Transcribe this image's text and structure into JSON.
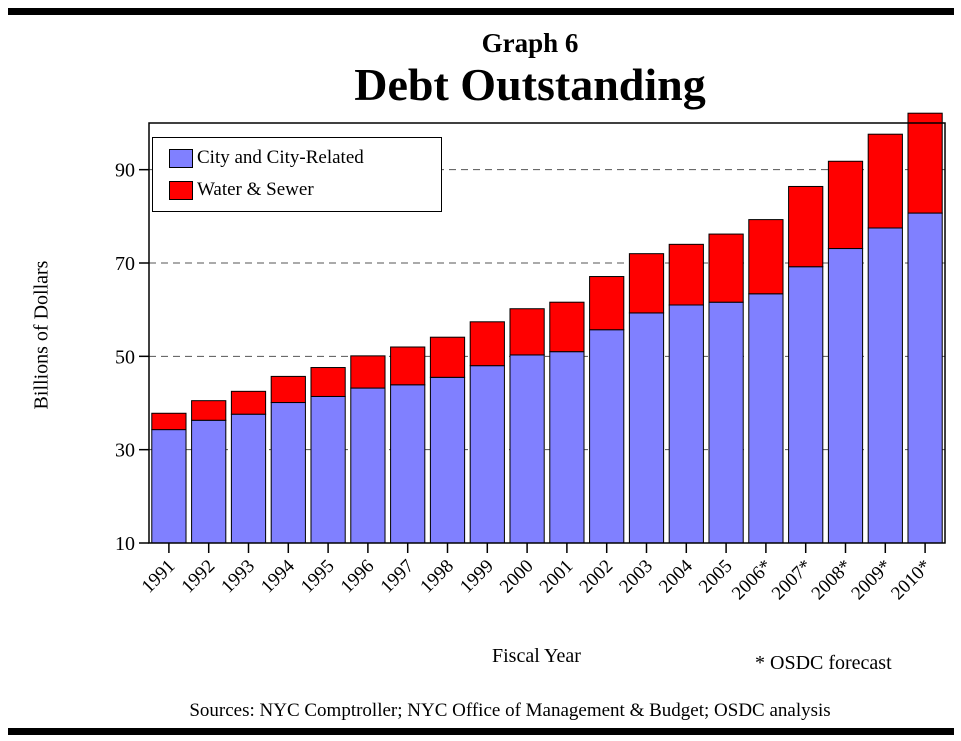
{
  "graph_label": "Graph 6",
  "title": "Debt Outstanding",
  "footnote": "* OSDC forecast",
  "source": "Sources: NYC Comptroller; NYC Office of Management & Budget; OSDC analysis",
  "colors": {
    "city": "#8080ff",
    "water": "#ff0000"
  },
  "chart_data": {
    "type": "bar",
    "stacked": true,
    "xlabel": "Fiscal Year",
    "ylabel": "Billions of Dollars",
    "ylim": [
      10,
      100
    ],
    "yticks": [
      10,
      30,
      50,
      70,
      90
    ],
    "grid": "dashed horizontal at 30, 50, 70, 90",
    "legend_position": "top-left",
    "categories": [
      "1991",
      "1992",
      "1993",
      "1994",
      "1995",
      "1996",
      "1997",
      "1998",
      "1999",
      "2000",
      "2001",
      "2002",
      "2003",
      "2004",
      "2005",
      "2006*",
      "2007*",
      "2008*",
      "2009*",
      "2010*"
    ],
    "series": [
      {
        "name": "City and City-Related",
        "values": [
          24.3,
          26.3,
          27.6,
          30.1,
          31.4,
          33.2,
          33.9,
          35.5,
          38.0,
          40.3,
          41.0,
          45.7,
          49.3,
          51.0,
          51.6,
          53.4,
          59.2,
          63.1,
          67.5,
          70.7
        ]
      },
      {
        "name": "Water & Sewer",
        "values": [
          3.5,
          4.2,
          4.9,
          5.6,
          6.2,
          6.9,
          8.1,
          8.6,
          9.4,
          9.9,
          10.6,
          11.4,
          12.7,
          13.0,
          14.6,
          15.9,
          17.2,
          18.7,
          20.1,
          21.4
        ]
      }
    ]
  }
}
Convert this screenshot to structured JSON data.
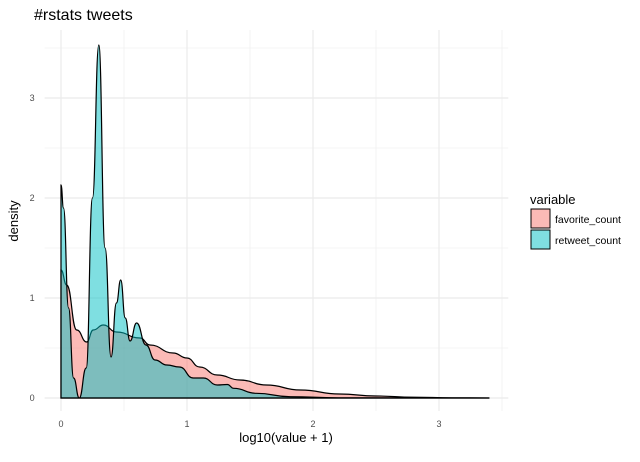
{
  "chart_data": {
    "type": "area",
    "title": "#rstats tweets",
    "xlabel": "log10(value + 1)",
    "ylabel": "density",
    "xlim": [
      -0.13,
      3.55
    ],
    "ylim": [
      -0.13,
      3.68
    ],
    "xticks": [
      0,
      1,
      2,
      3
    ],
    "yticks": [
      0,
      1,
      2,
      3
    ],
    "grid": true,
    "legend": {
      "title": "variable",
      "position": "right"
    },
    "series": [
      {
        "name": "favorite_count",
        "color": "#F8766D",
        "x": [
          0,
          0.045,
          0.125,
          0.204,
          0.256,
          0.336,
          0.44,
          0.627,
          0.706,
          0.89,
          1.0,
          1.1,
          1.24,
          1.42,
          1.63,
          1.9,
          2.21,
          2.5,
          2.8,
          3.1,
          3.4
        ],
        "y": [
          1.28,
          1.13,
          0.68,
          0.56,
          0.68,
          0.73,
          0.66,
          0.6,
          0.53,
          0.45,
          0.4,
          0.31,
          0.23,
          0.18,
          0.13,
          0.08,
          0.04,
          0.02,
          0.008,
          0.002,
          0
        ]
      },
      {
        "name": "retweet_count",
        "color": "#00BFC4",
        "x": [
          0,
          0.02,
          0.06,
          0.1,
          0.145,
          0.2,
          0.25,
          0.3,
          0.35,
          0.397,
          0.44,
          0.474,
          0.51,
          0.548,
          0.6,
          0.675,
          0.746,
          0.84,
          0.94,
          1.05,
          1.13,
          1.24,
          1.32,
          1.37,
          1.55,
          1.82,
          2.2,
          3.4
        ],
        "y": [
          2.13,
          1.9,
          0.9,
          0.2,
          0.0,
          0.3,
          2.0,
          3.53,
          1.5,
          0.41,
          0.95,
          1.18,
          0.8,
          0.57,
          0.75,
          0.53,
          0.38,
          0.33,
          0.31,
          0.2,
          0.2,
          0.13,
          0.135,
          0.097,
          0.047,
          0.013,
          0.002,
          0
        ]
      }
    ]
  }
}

# WHAT YOU WILL DO
Pictures in the records should not appear in your copy, but everything else must be transcribed exactly.

# RESPONSE TO THE TASK
Transcribe this image's text and structure into JSON.
{
  "graph_label": "Graph 6",
  "title": "Debt Outstanding",
  "footnote": "* OSDC forecast",
  "source": "Sources: NYC Comptroller; NYC Office of Management & Budget; OSDC analysis",
  "colors": {
    "city": "#8080ff",
    "water": "#ff0000"
  },
  "chart_data": {
    "type": "bar",
    "stacked": true,
    "xlabel": "Fiscal Year",
    "ylabel": "Billions of Dollars",
    "ylim": [
      10,
      100
    ],
    "yticks": [
      10,
      30,
      50,
      70,
      90
    ],
    "grid": "dashed horizontal at 30, 50, 70, 90",
    "legend_position": "top-left",
    "categories": [
      "1991",
      "1992",
      "1993",
      "1994",
      "1995",
      "1996",
      "1997",
      "1998",
      "1999",
      "2000",
      "2001",
      "2002",
      "2003",
      "2004",
      "2005",
      "2006*",
      "2007*",
      "2008*",
      "2009*",
      "2010*"
    ],
    "series": [
      {
        "name": "City and City-Related",
        "values": [
          24.3,
          26.3,
          27.6,
          30.1,
          31.4,
          33.2,
          33.9,
          35.5,
          38.0,
          40.3,
          41.0,
          45.7,
          49.3,
          51.0,
          51.6,
          53.4,
          59.2,
          63.1,
          67.5,
          70.7
        ]
      },
      {
        "name": "Water & Sewer",
        "values": [
          3.5,
          4.2,
          4.9,
          5.6,
          6.2,
          6.9,
          8.1,
          8.6,
          9.4,
          9.9,
          10.6,
          11.4,
          12.7,
          13.0,
          14.6,
          15.9,
          17.2,
          18.7,
          20.1,
          21.4
        ]
      }
    ]
  }
}
Convert this screenshot to structured JSON data.
{
  "chart_data": {
    "type": "area",
    "title": "#rstats tweets",
    "xlabel": "log10(value + 1)",
    "ylabel": "density",
    "xlim": [
      -0.13,
      3.55
    ],
    "ylim": [
      -0.13,
      3.68
    ],
    "xticks": [
      0,
      1,
      2,
      3
    ],
    "yticks": [
      0,
      1,
      2,
      3
    ],
    "grid": true,
    "legend": {
      "title": "variable",
      "position": "right"
    },
    "series": [
      {
        "name": "favorite_count",
        "color": "#F8766D",
        "x": [
          0,
          0.045,
          0.125,
          0.204,
          0.256,
          0.336,
          0.44,
          0.627,
          0.706,
          0.89,
          1.0,
          1.1,
          1.24,
          1.42,
          1.63,
          1.9,
          2.21,
          2.5,
          2.8,
          3.1,
          3.4
        ],
        "y": [
          1.28,
          1.13,
          0.68,
          0.56,
          0.68,
          0.73,
          0.66,
          0.6,
          0.53,
          0.45,
          0.4,
          0.31,
          0.23,
          0.18,
          0.13,
          0.08,
          0.04,
          0.02,
          0.008,
          0.002,
          0
        ]
      },
      {
        "name": "retweet_count",
        "color": "#00BFC4",
        "x": [
          0,
          0.02,
          0.06,
          0.1,
          0.145,
          0.2,
          0.25,
          0.3,
          0.35,
          0.397,
          0.44,
          0.474,
          0.51,
          0.548,
          0.6,
          0.675,
          0.746,
          0.84,
          0.94,
          1.05,
          1.13,
          1.24,
          1.32,
          1.37,
          1.55,
          1.82,
          2.2,
          3.4
        ],
        "y": [
          2.13,
          1.9,
          0.9,
          0.2,
          0.0,
          0.3,
          2.0,
          3.53,
          1.5,
          0.41,
          0.95,
          1.18,
          0.8,
          0.57,
          0.75,
          0.53,
          0.38,
          0.33,
          0.31,
          0.2,
          0.2,
          0.13,
          0.135,
          0.097,
          0.047,
          0.013,
          0.002,
          0
        ]
      }
    ]
  }
}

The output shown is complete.